## Task to carry out:
Can you write out all of the material below, word for word?

## Data provided:

::::::::

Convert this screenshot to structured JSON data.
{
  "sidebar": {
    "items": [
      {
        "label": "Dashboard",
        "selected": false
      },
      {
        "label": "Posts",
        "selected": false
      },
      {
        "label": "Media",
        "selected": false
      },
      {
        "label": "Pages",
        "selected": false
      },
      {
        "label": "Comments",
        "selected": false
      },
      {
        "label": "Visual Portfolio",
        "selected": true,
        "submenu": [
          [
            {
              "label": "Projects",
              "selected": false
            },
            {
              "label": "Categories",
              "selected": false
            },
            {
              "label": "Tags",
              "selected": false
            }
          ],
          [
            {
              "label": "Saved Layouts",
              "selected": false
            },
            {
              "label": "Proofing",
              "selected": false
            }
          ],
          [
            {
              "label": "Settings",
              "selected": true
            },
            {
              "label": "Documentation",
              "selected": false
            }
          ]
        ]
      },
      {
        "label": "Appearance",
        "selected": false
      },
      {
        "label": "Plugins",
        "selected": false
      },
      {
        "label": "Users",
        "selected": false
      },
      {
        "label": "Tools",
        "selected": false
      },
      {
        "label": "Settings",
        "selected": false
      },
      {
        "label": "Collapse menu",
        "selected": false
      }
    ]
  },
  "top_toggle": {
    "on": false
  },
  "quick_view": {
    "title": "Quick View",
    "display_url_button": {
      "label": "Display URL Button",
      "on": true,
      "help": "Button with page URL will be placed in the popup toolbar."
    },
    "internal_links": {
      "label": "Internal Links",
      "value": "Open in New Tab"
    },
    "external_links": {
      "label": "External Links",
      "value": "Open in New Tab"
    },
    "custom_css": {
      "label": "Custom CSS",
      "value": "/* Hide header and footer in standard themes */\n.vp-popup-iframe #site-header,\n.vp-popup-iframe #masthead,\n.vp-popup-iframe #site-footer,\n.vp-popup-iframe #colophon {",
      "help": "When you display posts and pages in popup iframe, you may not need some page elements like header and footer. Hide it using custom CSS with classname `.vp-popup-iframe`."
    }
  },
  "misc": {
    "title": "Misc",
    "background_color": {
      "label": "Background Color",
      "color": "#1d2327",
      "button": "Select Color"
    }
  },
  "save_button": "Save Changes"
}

::::::::

## Response to the exercise:
Convert this screenshot to structured JSON data.
{
  "sidebar": {
    "items": [
      {
        "label": "Dashboard",
        "selected": false
      },
      {
        "label": "Posts",
        "selected": false
      },
      {
        "label": "Media",
        "selected": false
      },
      {
        "label": "Pages",
        "selected": false
      },
      {
        "label": "Comments",
        "selected": false
      },
      {
        "label": "Visual Portfolio",
        "selected": true,
        "submenu": [
          [
            {
              "label": "Projects",
              "selected": false
            },
            {
              "label": "Categories",
              "selected": false
            },
            {
              "label": "Tags",
              "selected": false
            }
          ],
          [
            {
              "label": "Saved Layouts",
              "selected": false
            },
            {
              "label": "Proofing",
              "selected": false
            }
          ],
          [
            {
              "label": "Settings",
              "selected": true
            },
            {
              "label": "Documentation",
              "selected": false
            }
          ]
        ]
      },
      {
        "label": "Appearance",
        "selected": false
      },
      {
        "label": "Plugins",
        "selected": false
      },
      {
        "label": "Users",
        "selected": false
      },
      {
        "label": "Tools",
        "selected": false
      },
      {
        "label": "Settings",
        "selected": false
      },
      {
        "label": "Collapse menu",
        "selected": false
      }
    ]
  },
  "top_toggle": {
    "on": false
  },
  "quick_view": {
    "title": "Quick View",
    "display_url_button": {
      "label": "Display URL Button",
      "on": true,
      "help": "Button with page URL will be placed in the popup toolbar."
    },
    "internal_links": {
      "label": "Internal Links",
      "value": "Open in New Tab"
    },
    "external_links": {
      "label": "External Links",
      "value": "Open in New Tab"
    },
    "custom_css": {
      "label": "Custom CSS",
      "value": "/* Hide header and footer in standard themes */\n.vp-popup-iframe #site-header,\n.vp-popup-iframe #masthead,\n.vp-popup-iframe #site-footer,\n.vp-popup-iframe #colophon {",
      "help": "When you display posts and pages in popup iframe, you may not need some page elements like header and footer. Hide it using custom CSS with classname `.vp-popup-iframe`."
    }
  },
  "misc": {
    "title": "Misc",
    "background_color": {
      "label": "Background Color",
      "color": "#1d2327",
      "button": "Select Color"
    }
  },
  "save_button": "Save Changes"
}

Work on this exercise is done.